--- Supplied records ---

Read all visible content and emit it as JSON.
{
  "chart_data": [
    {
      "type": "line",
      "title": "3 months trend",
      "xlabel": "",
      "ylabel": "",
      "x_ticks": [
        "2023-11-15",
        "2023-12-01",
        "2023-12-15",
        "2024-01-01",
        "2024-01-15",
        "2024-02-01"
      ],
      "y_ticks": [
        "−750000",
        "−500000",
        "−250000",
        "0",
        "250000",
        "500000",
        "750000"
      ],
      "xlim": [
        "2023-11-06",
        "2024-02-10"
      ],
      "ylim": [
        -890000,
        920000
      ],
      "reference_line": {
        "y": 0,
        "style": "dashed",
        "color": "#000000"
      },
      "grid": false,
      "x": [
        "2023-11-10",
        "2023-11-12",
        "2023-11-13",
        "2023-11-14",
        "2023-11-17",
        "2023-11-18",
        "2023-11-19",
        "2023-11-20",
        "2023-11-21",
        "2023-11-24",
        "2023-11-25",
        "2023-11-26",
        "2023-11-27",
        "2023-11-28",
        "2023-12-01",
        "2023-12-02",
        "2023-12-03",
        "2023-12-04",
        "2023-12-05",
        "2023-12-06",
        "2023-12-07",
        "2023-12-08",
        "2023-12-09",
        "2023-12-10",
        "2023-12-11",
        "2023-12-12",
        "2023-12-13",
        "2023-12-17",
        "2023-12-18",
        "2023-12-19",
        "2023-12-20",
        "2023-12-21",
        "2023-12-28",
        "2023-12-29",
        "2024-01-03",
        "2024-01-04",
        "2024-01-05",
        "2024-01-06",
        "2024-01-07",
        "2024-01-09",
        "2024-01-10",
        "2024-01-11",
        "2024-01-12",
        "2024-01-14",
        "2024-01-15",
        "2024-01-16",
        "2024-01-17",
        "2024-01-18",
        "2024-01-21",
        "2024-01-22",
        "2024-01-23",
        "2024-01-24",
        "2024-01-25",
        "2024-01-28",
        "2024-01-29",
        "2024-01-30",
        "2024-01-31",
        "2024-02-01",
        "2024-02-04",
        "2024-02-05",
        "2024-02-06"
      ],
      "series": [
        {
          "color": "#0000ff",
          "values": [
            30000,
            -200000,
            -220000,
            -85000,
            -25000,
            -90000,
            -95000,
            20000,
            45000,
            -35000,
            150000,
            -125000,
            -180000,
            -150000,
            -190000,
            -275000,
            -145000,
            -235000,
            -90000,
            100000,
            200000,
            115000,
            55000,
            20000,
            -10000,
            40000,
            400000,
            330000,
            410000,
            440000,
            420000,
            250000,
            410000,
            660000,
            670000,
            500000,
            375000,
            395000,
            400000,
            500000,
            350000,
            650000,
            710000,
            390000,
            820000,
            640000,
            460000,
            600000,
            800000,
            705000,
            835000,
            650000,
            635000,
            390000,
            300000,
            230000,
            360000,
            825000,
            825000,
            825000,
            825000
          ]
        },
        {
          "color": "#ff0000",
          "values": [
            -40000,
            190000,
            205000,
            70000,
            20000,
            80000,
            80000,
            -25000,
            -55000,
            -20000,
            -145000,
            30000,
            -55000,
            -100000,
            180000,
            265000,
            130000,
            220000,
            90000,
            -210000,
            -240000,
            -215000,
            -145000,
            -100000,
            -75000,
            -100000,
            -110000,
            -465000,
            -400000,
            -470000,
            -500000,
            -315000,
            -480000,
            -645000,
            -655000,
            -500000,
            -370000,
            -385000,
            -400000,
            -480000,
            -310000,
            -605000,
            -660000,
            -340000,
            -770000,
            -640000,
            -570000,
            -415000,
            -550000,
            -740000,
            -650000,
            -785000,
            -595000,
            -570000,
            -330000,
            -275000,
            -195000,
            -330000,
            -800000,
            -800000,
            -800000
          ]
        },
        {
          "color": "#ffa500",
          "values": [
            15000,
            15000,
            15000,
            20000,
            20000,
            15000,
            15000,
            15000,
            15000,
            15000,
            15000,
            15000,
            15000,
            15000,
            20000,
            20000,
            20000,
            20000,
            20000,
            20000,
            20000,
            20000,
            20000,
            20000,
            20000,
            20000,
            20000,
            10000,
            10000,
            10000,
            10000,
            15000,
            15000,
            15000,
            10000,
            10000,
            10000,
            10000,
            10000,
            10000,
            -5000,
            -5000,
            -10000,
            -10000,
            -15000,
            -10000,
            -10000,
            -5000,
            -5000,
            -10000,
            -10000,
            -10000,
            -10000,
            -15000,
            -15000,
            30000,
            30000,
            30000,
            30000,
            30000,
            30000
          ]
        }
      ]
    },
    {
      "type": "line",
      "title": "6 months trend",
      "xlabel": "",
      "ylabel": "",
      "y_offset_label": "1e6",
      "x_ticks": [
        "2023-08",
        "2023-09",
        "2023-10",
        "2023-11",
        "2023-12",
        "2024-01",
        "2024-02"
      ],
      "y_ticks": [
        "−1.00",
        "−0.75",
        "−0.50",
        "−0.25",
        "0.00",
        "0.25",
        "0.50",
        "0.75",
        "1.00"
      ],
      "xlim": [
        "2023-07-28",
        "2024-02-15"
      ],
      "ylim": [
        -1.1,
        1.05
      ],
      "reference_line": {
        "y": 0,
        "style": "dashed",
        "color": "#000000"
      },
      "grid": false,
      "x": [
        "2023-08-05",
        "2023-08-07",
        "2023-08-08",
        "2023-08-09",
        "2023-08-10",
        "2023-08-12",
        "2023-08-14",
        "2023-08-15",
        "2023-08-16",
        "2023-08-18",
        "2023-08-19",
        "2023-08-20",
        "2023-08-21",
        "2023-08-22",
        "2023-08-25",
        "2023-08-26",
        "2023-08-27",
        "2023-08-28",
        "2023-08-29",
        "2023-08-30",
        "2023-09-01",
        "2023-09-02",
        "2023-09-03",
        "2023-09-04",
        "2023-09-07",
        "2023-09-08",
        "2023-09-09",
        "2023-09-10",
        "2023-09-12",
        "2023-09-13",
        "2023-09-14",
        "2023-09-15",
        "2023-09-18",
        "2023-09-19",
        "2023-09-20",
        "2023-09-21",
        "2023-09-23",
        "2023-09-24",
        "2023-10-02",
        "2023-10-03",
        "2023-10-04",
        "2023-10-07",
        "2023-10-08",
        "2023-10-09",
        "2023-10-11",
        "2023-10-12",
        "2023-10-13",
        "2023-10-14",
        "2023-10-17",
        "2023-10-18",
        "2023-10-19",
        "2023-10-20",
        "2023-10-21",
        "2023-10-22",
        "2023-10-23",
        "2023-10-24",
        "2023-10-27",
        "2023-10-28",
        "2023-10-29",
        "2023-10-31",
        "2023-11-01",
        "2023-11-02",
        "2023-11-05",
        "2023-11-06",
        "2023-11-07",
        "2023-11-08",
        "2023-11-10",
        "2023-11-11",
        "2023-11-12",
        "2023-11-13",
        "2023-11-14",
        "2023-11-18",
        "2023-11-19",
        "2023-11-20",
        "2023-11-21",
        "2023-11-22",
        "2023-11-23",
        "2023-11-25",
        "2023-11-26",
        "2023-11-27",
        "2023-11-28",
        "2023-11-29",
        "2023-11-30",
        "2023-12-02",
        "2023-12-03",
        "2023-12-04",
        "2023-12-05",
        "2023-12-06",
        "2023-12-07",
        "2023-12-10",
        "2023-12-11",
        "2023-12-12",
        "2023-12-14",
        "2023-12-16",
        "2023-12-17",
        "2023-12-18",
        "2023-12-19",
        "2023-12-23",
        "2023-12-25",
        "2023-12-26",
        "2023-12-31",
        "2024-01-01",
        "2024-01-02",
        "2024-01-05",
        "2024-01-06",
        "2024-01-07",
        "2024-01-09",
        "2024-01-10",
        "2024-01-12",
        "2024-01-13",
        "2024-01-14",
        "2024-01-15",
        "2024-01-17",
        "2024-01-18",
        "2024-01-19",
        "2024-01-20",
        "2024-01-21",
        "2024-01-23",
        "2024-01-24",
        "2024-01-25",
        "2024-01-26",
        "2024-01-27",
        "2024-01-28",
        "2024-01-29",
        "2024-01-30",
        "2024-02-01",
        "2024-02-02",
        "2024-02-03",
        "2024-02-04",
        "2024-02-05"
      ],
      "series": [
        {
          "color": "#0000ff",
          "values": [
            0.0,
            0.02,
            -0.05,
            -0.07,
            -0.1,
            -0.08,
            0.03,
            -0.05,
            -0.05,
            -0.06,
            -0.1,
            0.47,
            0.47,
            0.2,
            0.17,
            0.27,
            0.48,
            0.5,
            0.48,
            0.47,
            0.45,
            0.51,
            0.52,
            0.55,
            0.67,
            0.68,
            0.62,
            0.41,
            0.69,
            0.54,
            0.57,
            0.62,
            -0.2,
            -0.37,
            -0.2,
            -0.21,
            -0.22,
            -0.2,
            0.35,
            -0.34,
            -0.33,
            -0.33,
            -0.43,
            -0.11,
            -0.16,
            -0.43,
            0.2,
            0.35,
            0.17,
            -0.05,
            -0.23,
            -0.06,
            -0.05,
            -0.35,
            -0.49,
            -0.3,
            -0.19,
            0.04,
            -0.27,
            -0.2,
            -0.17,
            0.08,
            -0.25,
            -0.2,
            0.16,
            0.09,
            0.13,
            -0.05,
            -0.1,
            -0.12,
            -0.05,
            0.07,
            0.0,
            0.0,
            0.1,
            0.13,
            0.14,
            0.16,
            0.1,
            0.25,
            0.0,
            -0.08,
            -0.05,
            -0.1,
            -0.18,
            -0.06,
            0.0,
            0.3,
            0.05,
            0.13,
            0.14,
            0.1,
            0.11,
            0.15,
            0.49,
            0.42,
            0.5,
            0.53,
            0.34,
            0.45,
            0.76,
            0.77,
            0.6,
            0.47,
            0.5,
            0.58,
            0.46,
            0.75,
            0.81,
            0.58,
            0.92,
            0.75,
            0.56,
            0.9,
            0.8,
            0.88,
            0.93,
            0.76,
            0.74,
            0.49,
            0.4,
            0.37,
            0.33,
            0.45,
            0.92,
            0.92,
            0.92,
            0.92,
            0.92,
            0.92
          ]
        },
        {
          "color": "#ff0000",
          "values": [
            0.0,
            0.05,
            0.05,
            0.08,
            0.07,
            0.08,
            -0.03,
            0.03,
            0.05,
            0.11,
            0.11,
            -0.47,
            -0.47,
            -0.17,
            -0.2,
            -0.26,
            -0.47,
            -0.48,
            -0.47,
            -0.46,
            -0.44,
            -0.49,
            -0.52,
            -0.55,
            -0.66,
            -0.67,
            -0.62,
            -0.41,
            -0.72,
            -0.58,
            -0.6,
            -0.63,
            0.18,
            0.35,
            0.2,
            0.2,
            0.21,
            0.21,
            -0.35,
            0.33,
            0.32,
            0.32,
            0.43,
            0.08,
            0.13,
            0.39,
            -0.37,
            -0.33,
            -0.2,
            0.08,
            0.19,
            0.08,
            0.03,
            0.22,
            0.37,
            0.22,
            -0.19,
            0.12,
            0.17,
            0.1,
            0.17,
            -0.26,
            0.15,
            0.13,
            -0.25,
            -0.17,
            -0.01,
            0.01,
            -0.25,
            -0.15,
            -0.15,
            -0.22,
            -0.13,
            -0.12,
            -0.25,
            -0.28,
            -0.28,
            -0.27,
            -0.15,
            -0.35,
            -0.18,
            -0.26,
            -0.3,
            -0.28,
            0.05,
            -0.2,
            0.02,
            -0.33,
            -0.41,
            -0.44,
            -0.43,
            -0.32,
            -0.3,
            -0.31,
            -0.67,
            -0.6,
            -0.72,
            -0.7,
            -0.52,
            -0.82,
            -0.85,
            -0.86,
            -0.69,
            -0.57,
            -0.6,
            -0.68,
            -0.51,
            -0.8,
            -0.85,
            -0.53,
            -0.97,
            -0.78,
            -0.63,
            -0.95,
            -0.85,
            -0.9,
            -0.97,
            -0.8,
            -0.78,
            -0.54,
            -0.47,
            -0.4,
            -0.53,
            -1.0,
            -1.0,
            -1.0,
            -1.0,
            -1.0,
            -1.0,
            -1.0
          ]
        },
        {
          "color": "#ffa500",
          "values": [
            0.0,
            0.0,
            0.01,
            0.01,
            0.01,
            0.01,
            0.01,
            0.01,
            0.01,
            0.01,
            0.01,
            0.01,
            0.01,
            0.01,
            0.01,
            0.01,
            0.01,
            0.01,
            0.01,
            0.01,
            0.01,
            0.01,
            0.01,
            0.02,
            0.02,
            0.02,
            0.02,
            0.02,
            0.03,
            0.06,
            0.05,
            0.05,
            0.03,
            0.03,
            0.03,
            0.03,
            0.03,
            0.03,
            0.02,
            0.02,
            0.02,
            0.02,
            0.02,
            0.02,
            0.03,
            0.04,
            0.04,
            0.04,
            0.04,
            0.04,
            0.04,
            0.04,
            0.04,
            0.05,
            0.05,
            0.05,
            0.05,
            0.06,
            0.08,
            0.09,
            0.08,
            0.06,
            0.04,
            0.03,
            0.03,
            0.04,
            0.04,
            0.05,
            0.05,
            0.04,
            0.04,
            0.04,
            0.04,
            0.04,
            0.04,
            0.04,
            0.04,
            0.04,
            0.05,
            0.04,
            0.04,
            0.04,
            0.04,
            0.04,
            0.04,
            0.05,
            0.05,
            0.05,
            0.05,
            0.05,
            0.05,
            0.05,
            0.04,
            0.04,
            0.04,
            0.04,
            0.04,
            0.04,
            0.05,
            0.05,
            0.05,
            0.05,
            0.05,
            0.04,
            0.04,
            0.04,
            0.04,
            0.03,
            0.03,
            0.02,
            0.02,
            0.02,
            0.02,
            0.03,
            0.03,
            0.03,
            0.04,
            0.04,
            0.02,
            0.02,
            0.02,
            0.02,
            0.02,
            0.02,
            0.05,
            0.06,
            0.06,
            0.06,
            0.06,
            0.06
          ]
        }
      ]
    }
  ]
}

---

Go through the lines above. Select every one that has the string "title".

Expected answer:
      "title": "3 months trend",
      "title": "6 months trend",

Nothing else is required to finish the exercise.